Exercise instructions
Begin at the line with "Output a JSON" and output every line through the end of the records, exactly as given. Omit pictures.

begin Records provided

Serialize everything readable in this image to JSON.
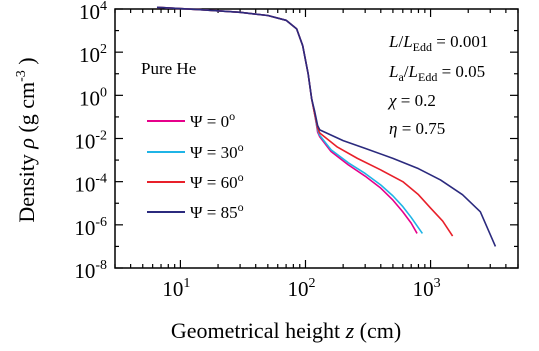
{
  "chart_data": {
    "type": "line",
    "xlabel": "Geometrical height z (cm)",
    "ylabel": "Density ρ (g cm-3)",
    "x_scale": "log",
    "y_scale": "log",
    "xlim": [
      3,
      5000
    ],
    "ylim": [
      1e-08,
      10000.0
    ],
    "x_tick_labels": [
      "10^1",
      "10^2",
      "10^3"
    ],
    "y_tick_labels": [
      "10^4",
      "10^2",
      "10^0",
      "10^-2",
      "10^-4",
      "10^-6",
      "10^-8"
    ],
    "grid": false,
    "legend_position": "left",
    "annotations": {
      "composition": "Pure He",
      "L_ratio": "L/LEdd = 0.001",
      "La_ratio": "La/LEdd = 0.05",
      "chi": "χ = 0.2",
      "eta": "η = 0.75"
    },
    "series": [
      {
        "name": "Ψ = 0°",
        "color": "#e6008a",
        "points": [
          [
            6.5,
            12000
          ],
          [
            15,
            9200
          ],
          [
            30,
            7000
          ],
          [
            50,
            5000
          ],
          [
            70,
            3000
          ],
          [
            85,
            1200
          ],
          [
            95,
            200
          ],
          [
            105,
            10
          ],
          [
            112,
            0.7
          ],
          [
            118,
            0.15
          ],
          [
            122,
            0.05
          ],
          [
            125,
            0.02
          ],
          [
            130,
            0.012
          ],
          [
            160,
            0.0025
          ],
          [
            220,
            0.0006
          ],
          [
            300,
            0.00018
          ],
          [
            400,
            5e-05
          ],
          [
            500,
            1.4e-05
          ],
          [
            600,
            4e-06
          ],
          [
            700,
            1.2e-06
          ],
          [
            780,
            4e-07
          ]
        ]
      },
      {
        "name": "Ψ = 30°",
        "color": "#1fb4e6",
        "points": [
          [
            6.5,
            12000
          ],
          [
            15,
            9200
          ],
          [
            30,
            7000
          ],
          [
            50,
            5000
          ],
          [
            70,
            3000
          ],
          [
            85,
            1200
          ],
          [
            95,
            200
          ],
          [
            105,
            10
          ],
          [
            112,
            0.7
          ],
          [
            118,
            0.15
          ],
          [
            122,
            0.05
          ],
          [
            125,
            0.025
          ],
          [
            130,
            0.014
          ],
          [
            160,
            0.003
          ],
          [
            220,
            0.00075
          ],
          [
            300,
            0.00024
          ],
          [
            400,
            7e-05
          ],
          [
            500,
            2.2e-05
          ],
          [
            600,
            7e-06
          ],
          [
            700,
            2.2e-06
          ],
          [
            860,
            4e-07
          ]
        ]
      },
      {
        "name": "Ψ = 60°",
        "color": "#e8202a",
        "points": [
          [
            6.5,
            12000
          ],
          [
            15,
            9200
          ],
          [
            30,
            7000
          ],
          [
            50,
            5000
          ],
          [
            70,
            3000
          ],
          [
            85,
            1200
          ],
          [
            95,
            200
          ],
          [
            105,
            10
          ],
          [
            112,
            0.7
          ],
          [
            118,
            0.15
          ],
          [
            122,
            0.06
          ],
          [
            125,
            0.03
          ],
          [
            130,
            0.018
          ],
          [
            180,
            0.004
          ],
          [
            260,
            0.0012
          ],
          [
            400,
            0.00035
          ],
          [
            600,
            0.0001
          ],
          [
            800,
            2.5e-05
          ],
          [
            1000,
            6e-06
          ],
          [
            1250,
            1.5e-06
          ],
          [
            1500,
            3e-07
          ]
        ]
      },
      {
        "name": "Ψ = 85°",
        "color": "#2b2a7e",
        "points": [
          [
            6.5,
            12000
          ],
          [
            15,
            9200
          ],
          [
            30,
            7000
          ],
          [
            50,
            5000
          ],
          [
            70,
            3000
          ],
          [
            85,
            1200
          ],
          [
            95,
            200
          ],
          [
            105,
            10
          ],
          [
            112,
            0.7
          ],
          [
            118,
            0.2
          ],
          [
            122,
            0.08
          ],
          [
            125,
            0.04
          ],
          [
            130,
            0.025
          ],
          [
            200,
            0.008
          ],
          [
            300,
            0.0035
          ],
          [
            500,
            0.0012
          ],
          [
            800,
            0.0004
          ],
          [
            1200,
            0.00012
          ],
          [
            1800,
            2.5e-05
          ],
          [
            2500,
            4e-06
          ],
          [
            3300,
            1e-07
          ]
        ]
      }
    ]
  }
}
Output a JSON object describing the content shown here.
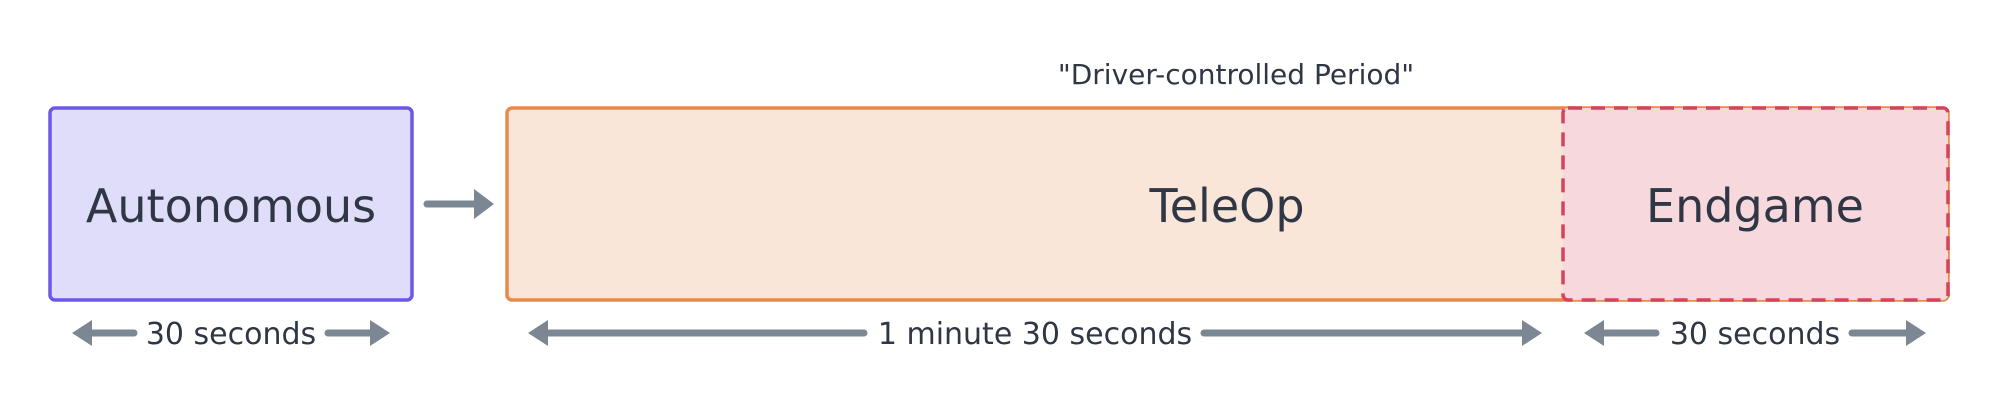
{
  "period_label": "\"Driver-controlled Period\"",
  "phases": {
    "autonomous": {
      "label": "Autonomous",
      "duration": "30 seconds"
    },
    "teleop": {
      "label": "TeleOp",
      "duration": "1 minute 30 seconds"
    },
    "endgame": {
      "label": "Endgame",
      "duration": "30 seconds"
    }
  },
  "colors": {
    "autonomous_fill": "#e0ddfb",
    "autonomous_border": "#6a59e8",
    "teleop_fill": "#fae6d9",
    "teleop_border": "#ea8a4a",
    "endgame_fill": "#f6d8dd",
    "endgame_border": "#d5435a",
    "arrow": "#7b8893",
    "text": "#2f3745"
  }
}
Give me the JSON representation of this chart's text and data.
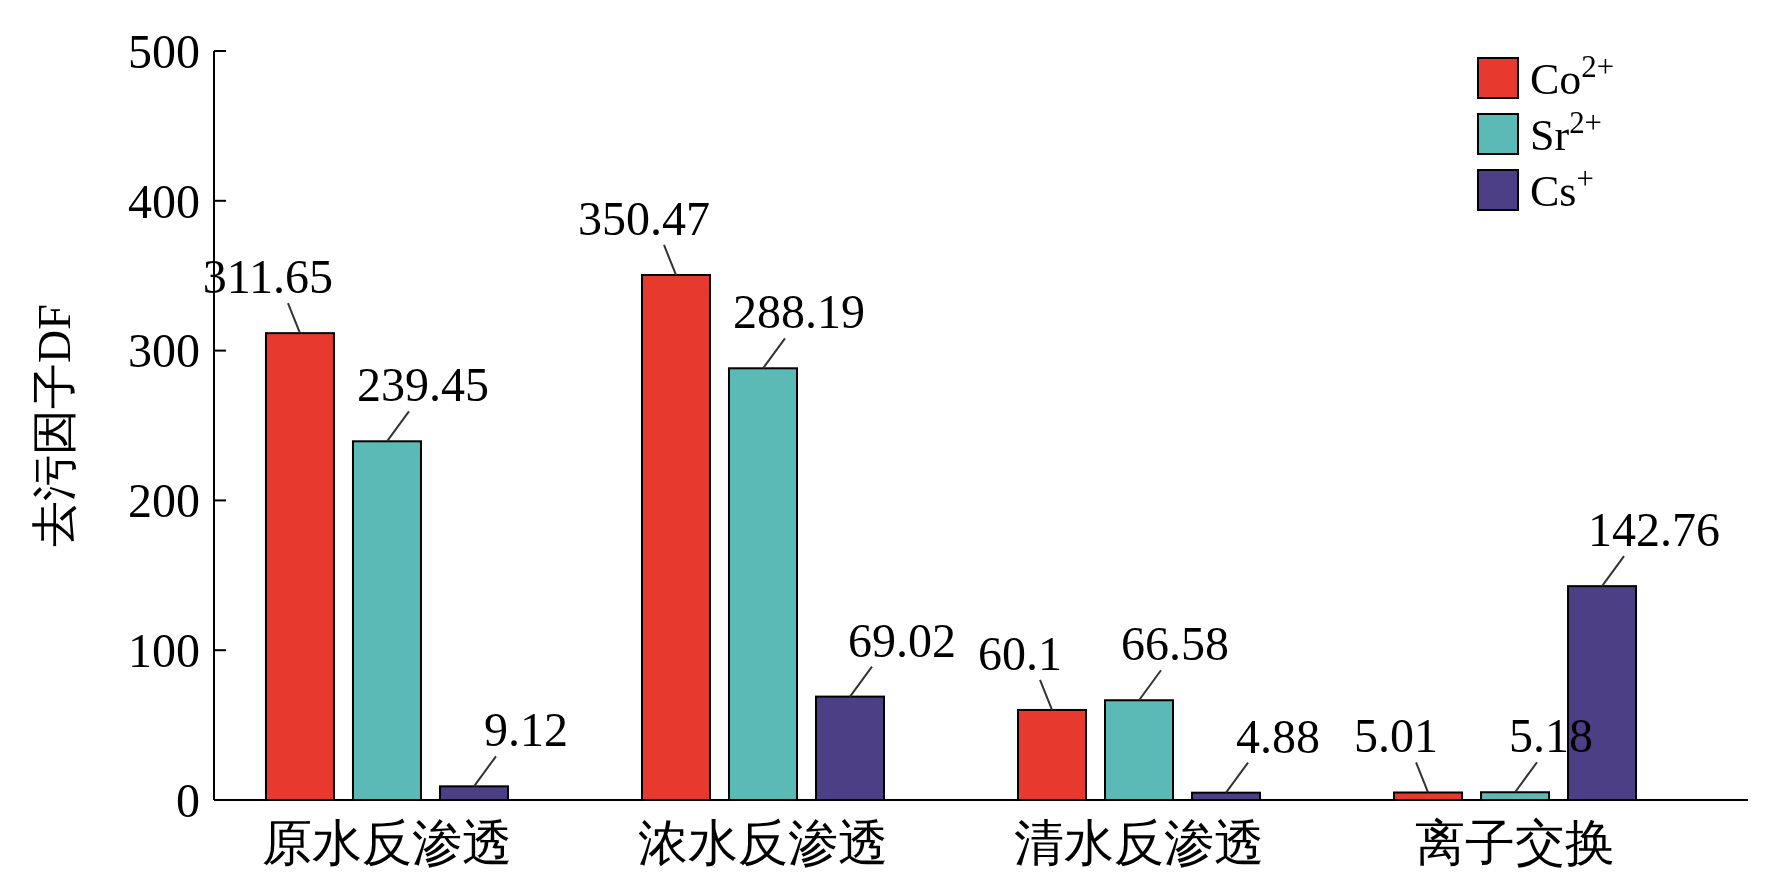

end Records provided

Response to the task
Output a JSON object describing the content shown here.
{
  "period_label": "\"Driver-controlled Period\"",
  "phases": {
    "autonomous": {
      "label": "Autonomous",
      "duration": "30 seconds"
    },
    "teleop": {
      "label": "TeleOp",
      "duration": "1 minute 30 seconds"
    },
    "endgame": {
      "label": "Endgame",
      "duration": "30 seconds"
    }
  },
  "colors": {
    "autonomous_fill": "#e0ddfb",
    "autonomous_border": "#6a59e8",
    "teleop_fill": "#fae6d9",
    "teleop_border": "#ea8a4a",
    "endgame_fill": "#f6d8dd",
    "endgame_border": "#d5435a",
    "arrow": "#7b8893",
    "text": "#2f3745"
  }
}
Give me the JSON representation of this chart's text and data.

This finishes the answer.